═══ THE RECORDS ═══

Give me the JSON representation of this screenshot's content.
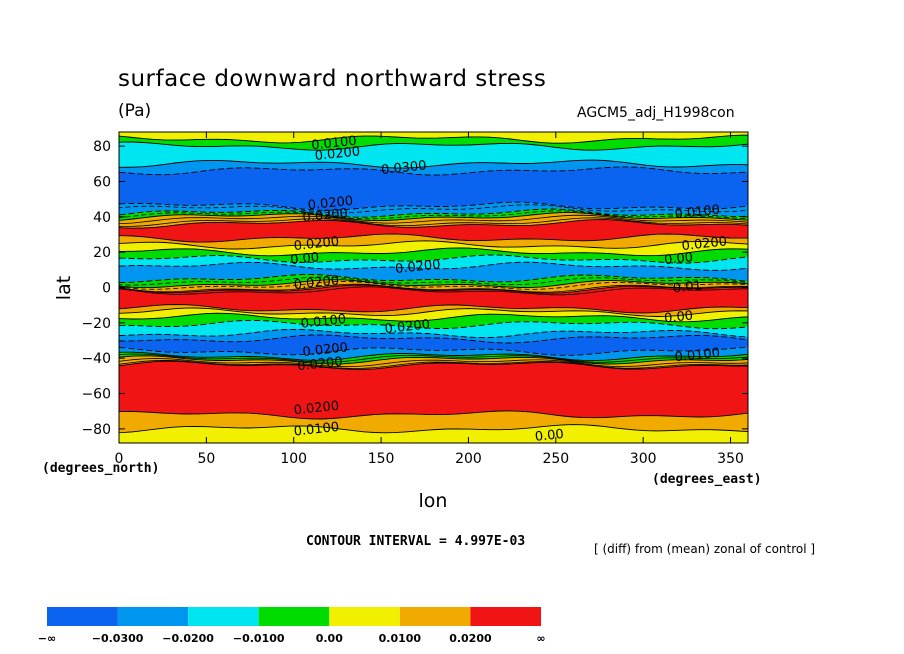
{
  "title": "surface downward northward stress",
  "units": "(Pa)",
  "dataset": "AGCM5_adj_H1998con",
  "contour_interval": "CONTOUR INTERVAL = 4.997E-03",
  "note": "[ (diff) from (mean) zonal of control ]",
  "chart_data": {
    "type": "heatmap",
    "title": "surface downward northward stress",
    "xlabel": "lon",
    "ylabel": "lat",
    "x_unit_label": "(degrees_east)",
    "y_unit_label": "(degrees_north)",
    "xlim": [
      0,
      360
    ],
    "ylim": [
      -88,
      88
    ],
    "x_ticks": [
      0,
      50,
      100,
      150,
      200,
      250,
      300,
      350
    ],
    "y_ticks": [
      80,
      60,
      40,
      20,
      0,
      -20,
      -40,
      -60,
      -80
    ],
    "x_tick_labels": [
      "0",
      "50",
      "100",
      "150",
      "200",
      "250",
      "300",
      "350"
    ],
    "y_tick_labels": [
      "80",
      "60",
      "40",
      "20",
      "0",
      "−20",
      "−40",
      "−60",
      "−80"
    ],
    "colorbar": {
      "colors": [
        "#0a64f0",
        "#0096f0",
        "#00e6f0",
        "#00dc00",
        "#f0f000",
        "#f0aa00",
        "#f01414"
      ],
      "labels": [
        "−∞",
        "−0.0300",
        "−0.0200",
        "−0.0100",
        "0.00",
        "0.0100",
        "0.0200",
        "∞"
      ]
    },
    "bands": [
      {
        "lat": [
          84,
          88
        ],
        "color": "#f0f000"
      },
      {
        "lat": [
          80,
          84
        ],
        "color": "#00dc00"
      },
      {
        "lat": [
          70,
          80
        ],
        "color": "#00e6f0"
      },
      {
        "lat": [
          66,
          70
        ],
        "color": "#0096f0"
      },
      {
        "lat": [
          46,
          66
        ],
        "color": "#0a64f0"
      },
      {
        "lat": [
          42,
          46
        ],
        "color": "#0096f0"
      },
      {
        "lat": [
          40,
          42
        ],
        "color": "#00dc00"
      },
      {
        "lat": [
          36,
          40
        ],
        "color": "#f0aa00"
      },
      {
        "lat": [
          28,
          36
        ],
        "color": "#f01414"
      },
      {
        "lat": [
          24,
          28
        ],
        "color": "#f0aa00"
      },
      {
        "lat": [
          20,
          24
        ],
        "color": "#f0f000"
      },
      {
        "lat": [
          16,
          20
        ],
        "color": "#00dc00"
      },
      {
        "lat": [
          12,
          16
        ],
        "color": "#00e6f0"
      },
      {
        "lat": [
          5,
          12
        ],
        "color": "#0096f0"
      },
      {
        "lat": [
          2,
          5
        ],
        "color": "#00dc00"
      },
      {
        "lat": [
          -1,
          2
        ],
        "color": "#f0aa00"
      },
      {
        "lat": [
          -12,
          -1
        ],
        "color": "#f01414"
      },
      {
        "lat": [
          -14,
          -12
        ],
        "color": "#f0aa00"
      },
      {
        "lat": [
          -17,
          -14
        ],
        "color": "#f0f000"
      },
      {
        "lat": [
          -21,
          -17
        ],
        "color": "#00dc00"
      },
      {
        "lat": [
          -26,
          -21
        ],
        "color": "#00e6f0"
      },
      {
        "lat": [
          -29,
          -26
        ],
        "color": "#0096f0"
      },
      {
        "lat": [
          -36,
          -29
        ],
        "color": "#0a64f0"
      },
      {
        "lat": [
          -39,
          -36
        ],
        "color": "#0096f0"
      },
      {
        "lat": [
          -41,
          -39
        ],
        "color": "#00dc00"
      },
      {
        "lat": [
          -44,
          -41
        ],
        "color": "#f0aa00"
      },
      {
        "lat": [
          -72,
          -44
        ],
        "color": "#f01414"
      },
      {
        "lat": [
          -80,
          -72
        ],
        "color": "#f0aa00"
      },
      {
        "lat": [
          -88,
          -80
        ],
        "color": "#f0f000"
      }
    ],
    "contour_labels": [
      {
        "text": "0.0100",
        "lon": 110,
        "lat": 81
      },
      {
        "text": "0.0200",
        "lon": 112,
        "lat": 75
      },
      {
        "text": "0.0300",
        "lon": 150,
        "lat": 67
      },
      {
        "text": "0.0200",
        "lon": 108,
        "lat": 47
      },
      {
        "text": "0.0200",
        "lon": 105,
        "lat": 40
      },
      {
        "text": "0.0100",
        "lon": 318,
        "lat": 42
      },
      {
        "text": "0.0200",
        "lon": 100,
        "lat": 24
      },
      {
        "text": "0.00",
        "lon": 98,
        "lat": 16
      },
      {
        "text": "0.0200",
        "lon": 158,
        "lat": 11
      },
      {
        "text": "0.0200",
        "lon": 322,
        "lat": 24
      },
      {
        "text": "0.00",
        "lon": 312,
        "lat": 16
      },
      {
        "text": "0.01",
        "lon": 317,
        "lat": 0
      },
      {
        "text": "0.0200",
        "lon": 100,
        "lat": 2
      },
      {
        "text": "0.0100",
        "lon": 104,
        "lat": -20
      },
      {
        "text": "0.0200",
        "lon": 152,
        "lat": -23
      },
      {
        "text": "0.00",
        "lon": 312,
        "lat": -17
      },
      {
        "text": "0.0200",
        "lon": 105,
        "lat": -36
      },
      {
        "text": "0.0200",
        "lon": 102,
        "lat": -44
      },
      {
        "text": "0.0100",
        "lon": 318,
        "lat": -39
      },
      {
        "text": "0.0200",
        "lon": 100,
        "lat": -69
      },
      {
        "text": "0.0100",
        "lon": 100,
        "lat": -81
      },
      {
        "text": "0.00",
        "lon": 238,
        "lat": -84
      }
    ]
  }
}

═══

WHAT IS NEEDED »
Your task is to copy the entries in full and exactly, without any images.

ANSWER BELOW »
Give me the JSON representation of this screenshot's content.
{
  "title": "surface downward northward stress",
  "units": "(Pa)",
  "dataset": "AGCM5_adj_H1998con",
  "contour_interval": "CONTOUR INTERVAL = 4.997E-03",
  "note": "[ (diff) from (mean) zonal of control ]",
  "chart_data": {
    "type": "heatmap",
    "title": "surface downward northward stress",
    "xlabel": "lon",
    "ylabel": "lat",
    "x_unit_label": "(degrees_east)",
    "y_unit_label": "(degrees_north)",
    "xlim": [
      0,
      360
    ],
    "ylim": [
      -88,
      88
    ],
    "x_ticks": [
      0,
      50,
      100,
      150,
      200,
      250,
      300,
      350
    ],
    "y_ticks": [
      80,
      60,
      40,
      20,
      0,
      -20,
      -40,
      -60,
      -80
    ],
    "x_tick_labels": [
      "0",
      "50",
      "100",
      "150",
      "200",
      "250",
      "300",
      "350"
    ],
    "y_tick_labels": [
      "80",
      "60",
      "40",
      "20",
      "0",
      "−20",
      "−40",
      "−60",
      "−80"
    ],
    "colorbar": {
      "colors": [
        "#0a64f0",
        "#0096f0",
        "#00e6f0",
        "#00dc00",
        "#f0f000",
        "#f0aa00",
        "#f01414"
      ],
      "labels": [
        "−∞",
        "−0.0300",
        "−0.0200",
        "−0.0100",
        "0.00",
        "0.0100",
        "0.0200",
        "∞"
      ]
    },
    "bands": [
      {
        "lat": [
          84,
          88
        ],
        "color": "#f0f000"
      },
      {
        "lat": [
          80,
          84
        ],
        "color": "#00dc00"
      },
      {
        "lat": [
          70,
          80
        ],
        "color": "#00e6f0"
      },
      {
        "lat": [
          66,
          70
        ],
        "color": "#0096f0"
      },
      {
        "lat": [
          46,
          66
        ],
        "color": "#0a64f0"
      },
      {
        "lat": [
          42,
          46
        ],
        "color": "#0096f0"
      },
      {
        "lat": [
          40,
          42
        ],
        "color": "#00dc00"
      },
      {
        "lat": [
          36,
          40
        ],
        "color": "#f0aa00"
      },
      {
        "lat": [
          28,
          36
        ],
        "color": "#f01414"
      },
      {
        "lat": [
          24,
          28
        ],
        "color": "#f0aa00"
      },
      {
        "lat": [
          20,
          24
        ],
        "color": "#f0f000"
      },
      {
        "lat": [
          16,
          20
        ],
        "color": "#00dc00"
      },
      {
        "lat": [
          12,
          16
        ],
        "color": "#00e6f0"
      },
      {
        "lat": [
          5,
          12
        ],
        "color": "#0096f0"
      },
      {
        "lat": [
          2,
          5
        ],
        "color": "#00dc00"
      },
      {
        "lat": [
          -1,
          2
        ],
        "color": "#f0aa00"
      },
      {
        "lat": [
          -12,
          -1
        ],
        "color": "#f01414"
      },
      {
        "lat": [
          -14,
          -12
        ],
        "color": "#f0aa00"
      },
      {
        "lat": [
          -17,
          -14
        ],
        "color": "#f0f000"
      },
      {
        "lat": [
          -21,
          -17
        ],
        "color": "#00dc00"
      },
      {
        "lat": [
          -26,
          -21
        ],
        "color": "#00e6f0"
      },
      {
        "lat": [
          -29,
          -26
        ],
        "color": "#0096f0"
      },
      {
        "lat": [
          -36,
          -29
        ],
        "color": "#0a64f0"
      },
      {
        "lat": [
          -39,
          -36
        ],
        "color": "#0096f0"
      },
      {
        "lat": [
          -41,
          -39
        ],
        "color": "#00dc00"
      },
      {
        "lat": [
          -44,
          -41
        ],
        "color": "#f0aa00"
      },
      {
        "lat": [
          -72,
          -44
        ],
        "color": "#f01414"
      },
      {
        "lat": [
          -80,
          -72
        ],
        "color": "#f0aa00"
      },
      {
        "lat": [
          -88,
          -80
        ],
        "color": "#f0f000"
      }
    ],
    "contour_labels": [
      {
        "text": "0.0100",
        "lon": 110,
        "lat": 81
      },
      {
        "text": "0.0200",
        "lon": 112,
        "lat": 75
      },
      {
        "text": "0.0300",
        "lon": 150,
        "lat": 67
      },
      {
        "text": "0.0200",
        "lon": 108,
        "lat": 47
      },
      {
        "text": "0.0200",
        "lon": 105,
        "lat": 40
      },
      {
        "text": "0.0100",
        "lon": 318,
        "lat": 42
      },
      {
        "text": "0.0200",
        "lon": 100,
        "lat": 24
      },
      {
        "text": "0.00",
        "lon": 98,
        "lat": 16
      },
      {
        "text": "0.0200",
        "lon": 158,
        "lat": 11
      },
      {
        "text": "0.0200",
        "lon": 322,
        "lat": 24
      },
      {
        "text": "0.00",
        "lon": 312,
        "lat": 16
      },
      {
        "text": "0.01",
        "lon": 317,
        "lat": 0
      },
      {
        "text": "0.0200",
        "lon": 100,
        "lat": 2
      },
      {
        "text": "0.0100",
        "lon": 104,
        "lat": -20
      },
      {
        "text": "0.0200",
        "lon": 152,
        "lat": -23
      },
      {
        "text": "0.00",
        "lon": 312,
        "lat": -17
      },
      {
        "text": "0.0200",
        "lon": 105,
        "lat": -36
      },
      {
        "text": "0.0200",
        "lon": 102,
        "lat": -44
      },
      {
        "text": "0.0100",
        "lon": 318,
        "lat": -39
      },
      {
        "text": "0.0200",
        "lon": 100,
        "lat": -69
      },
      {
        "text": "0.0100",
        "lon": 100,
        "lat": -81
      },
      {
        "text": "0.00",
        "lon": 238,
        "lat": -84
      }
    ]
  }
}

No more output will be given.